Reproduce each line bearing the word "label".

Rows from a figure dataset:
==========
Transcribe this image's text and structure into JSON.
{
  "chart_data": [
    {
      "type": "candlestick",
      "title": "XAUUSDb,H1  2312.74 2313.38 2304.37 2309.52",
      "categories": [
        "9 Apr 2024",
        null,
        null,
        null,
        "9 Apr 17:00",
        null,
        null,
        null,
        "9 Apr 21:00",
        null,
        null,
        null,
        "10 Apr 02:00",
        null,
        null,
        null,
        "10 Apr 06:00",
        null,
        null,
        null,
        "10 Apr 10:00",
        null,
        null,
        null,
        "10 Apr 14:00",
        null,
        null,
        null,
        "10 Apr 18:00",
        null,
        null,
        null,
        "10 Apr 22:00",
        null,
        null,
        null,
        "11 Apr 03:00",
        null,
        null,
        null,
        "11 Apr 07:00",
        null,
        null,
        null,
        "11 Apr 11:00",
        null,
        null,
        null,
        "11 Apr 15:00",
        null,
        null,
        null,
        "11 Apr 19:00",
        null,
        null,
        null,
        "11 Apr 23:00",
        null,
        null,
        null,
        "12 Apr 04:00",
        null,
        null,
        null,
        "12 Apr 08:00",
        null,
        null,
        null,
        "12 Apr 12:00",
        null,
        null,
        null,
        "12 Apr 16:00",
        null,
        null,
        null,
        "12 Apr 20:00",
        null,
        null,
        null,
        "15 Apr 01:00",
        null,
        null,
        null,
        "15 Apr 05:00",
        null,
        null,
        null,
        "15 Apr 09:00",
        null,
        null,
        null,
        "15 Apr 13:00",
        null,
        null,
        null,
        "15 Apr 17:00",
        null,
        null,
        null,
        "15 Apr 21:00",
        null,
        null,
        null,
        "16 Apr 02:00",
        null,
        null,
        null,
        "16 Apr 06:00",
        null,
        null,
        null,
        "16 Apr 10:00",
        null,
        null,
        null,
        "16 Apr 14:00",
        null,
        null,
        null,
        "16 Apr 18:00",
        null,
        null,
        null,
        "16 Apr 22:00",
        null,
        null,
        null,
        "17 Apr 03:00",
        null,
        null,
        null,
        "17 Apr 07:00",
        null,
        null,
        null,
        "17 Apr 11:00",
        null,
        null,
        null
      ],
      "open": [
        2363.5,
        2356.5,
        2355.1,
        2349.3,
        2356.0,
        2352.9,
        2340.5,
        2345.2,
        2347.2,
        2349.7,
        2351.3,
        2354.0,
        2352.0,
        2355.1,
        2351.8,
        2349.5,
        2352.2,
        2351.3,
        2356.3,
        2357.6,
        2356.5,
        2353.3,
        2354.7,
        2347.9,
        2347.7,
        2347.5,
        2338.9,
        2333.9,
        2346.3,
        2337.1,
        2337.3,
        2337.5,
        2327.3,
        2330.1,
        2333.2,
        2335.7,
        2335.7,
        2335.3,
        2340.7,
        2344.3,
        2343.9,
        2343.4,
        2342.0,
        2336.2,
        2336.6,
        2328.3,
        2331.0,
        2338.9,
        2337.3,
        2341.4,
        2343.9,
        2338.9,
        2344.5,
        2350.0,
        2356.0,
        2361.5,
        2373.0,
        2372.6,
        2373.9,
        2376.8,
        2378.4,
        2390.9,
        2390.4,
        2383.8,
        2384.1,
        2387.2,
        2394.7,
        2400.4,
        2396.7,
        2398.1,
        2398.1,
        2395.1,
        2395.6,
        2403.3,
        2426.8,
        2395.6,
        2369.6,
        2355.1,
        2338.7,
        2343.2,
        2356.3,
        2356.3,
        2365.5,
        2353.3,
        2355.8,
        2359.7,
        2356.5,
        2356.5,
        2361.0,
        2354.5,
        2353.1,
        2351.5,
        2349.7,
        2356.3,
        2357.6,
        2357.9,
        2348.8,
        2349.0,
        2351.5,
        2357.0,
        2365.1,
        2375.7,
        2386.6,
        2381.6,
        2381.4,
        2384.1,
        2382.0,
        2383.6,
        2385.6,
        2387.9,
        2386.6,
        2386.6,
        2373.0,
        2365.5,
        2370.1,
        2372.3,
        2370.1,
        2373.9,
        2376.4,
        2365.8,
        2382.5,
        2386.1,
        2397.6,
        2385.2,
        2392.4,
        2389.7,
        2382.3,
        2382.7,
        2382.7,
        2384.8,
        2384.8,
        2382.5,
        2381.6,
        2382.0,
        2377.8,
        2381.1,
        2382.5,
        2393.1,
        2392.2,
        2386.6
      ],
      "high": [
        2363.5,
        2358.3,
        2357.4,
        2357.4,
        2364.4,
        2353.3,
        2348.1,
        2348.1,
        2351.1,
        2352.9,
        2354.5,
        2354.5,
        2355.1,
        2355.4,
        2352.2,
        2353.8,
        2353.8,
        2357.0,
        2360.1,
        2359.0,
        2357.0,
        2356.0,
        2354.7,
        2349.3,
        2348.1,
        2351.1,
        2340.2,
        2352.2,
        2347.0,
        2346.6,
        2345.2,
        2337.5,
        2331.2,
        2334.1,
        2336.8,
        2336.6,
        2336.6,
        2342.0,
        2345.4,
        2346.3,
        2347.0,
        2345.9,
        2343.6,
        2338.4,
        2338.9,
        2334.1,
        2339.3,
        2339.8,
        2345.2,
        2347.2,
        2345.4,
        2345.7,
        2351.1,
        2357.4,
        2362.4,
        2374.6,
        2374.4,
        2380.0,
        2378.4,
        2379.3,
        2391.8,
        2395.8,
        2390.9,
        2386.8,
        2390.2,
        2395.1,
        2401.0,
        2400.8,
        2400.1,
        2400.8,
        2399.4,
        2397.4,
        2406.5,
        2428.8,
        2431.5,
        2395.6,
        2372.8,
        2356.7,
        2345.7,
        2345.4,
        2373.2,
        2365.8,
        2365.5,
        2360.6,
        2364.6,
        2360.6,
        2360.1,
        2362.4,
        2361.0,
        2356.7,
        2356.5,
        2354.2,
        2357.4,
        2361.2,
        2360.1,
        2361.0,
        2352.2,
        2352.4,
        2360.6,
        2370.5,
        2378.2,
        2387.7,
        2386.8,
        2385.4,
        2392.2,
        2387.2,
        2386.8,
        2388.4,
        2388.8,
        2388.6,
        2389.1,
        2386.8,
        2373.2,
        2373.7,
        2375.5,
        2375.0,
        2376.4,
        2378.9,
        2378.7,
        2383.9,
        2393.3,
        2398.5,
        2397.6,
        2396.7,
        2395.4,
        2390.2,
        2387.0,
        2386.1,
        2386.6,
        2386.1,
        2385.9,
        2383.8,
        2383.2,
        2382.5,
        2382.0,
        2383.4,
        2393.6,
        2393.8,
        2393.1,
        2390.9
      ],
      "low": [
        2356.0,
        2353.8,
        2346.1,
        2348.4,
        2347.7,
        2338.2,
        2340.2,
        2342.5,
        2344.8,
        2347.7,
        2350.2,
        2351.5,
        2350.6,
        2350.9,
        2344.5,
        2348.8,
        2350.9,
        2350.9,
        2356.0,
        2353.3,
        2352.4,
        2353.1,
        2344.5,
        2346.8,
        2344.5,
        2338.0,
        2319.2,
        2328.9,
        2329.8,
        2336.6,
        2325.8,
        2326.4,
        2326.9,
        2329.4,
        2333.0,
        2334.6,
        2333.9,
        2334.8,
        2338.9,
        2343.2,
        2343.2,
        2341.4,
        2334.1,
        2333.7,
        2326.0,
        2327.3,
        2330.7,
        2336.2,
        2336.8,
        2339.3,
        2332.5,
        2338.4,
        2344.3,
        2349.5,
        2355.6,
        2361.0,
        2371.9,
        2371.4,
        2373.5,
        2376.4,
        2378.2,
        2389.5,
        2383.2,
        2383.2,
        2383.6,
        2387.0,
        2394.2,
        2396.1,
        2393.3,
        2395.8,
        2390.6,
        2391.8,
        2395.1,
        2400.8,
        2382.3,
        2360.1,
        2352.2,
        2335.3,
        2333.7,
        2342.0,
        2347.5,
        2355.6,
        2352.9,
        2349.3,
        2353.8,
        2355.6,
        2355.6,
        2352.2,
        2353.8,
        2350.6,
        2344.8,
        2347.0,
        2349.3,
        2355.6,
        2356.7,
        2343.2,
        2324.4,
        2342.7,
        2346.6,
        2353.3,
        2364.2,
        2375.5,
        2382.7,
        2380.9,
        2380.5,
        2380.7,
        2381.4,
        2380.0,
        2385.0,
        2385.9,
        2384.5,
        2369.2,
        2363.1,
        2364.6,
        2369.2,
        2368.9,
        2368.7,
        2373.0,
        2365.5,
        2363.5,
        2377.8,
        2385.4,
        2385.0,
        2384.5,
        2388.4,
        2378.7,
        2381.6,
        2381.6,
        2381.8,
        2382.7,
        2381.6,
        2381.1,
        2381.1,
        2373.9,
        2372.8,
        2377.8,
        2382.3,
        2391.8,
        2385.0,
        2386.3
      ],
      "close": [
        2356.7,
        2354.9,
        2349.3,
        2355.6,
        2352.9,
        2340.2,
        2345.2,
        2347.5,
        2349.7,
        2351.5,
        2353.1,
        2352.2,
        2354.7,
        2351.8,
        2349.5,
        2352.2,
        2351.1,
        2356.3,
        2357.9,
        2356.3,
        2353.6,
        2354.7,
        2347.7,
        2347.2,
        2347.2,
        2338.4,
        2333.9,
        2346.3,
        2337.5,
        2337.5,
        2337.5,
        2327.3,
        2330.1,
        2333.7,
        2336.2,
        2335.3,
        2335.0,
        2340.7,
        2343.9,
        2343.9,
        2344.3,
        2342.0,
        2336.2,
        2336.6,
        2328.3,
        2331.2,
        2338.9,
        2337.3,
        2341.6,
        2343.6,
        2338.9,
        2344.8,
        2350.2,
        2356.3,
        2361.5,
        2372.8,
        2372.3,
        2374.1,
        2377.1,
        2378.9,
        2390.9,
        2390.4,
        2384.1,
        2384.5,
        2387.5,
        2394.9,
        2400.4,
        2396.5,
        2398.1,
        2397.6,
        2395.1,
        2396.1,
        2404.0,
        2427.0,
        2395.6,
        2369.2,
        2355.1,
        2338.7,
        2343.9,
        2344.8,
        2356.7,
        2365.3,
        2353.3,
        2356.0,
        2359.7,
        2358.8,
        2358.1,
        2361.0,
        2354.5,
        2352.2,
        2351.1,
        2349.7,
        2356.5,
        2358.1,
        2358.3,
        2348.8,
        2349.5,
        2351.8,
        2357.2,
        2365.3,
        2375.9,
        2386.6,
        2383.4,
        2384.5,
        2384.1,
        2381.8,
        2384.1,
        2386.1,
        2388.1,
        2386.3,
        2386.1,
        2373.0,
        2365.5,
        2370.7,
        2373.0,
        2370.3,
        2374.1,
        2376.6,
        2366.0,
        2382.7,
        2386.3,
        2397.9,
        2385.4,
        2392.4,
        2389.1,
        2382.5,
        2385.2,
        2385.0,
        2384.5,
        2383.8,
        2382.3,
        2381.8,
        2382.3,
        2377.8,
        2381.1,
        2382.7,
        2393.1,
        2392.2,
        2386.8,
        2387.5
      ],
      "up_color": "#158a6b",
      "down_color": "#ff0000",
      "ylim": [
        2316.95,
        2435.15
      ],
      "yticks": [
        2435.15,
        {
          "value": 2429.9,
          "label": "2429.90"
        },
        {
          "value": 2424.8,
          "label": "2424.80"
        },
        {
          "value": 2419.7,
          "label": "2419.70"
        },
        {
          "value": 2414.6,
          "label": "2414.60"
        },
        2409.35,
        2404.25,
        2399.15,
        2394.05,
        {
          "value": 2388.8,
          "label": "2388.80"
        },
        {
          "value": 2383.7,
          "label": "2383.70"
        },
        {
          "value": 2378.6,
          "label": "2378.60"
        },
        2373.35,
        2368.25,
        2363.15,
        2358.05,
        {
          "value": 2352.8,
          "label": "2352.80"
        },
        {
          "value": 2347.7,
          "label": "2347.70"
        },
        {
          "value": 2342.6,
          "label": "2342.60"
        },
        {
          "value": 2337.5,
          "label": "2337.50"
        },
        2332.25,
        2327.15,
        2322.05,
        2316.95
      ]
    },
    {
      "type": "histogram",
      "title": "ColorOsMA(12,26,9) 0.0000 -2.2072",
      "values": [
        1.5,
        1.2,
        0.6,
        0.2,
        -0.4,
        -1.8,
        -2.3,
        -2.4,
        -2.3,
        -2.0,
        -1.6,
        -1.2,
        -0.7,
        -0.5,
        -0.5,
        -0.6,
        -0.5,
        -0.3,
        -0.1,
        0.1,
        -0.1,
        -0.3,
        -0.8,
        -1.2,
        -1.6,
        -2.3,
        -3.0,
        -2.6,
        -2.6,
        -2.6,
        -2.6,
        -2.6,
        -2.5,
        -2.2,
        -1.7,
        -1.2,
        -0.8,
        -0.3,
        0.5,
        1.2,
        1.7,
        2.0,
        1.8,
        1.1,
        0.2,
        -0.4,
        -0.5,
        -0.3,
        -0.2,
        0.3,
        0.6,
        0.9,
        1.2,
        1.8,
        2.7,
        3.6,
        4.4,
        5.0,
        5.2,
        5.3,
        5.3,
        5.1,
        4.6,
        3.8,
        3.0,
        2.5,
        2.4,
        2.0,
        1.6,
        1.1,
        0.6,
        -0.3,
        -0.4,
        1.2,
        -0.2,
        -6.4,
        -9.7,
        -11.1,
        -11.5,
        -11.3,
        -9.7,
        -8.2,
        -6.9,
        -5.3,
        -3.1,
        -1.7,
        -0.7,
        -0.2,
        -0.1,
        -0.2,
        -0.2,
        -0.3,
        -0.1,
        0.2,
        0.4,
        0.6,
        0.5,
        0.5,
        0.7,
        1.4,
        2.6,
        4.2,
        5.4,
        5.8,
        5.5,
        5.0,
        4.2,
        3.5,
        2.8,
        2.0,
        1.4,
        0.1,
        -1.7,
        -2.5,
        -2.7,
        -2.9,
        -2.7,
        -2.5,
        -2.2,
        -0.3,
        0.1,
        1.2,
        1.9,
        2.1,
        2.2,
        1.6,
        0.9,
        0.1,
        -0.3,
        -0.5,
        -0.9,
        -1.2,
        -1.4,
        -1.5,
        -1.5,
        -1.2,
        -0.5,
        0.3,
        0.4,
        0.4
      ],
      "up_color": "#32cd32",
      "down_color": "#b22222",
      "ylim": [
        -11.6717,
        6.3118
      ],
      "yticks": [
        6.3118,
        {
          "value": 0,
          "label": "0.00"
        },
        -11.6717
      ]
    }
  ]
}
==========
ANSWER TO THIS TASK:
          "label": "2429.90"
          "label": "2424.80"
          "label": "2419.70"
          "label": "2414.60"
          "label": "2388.80"
          "label": "2383.70"
          "label": "2378.60"
          "label": "2352.80"
          "label": "2347.70"
          "label": "2342.60"
          "label": "2337.50"
          "label": "0.00"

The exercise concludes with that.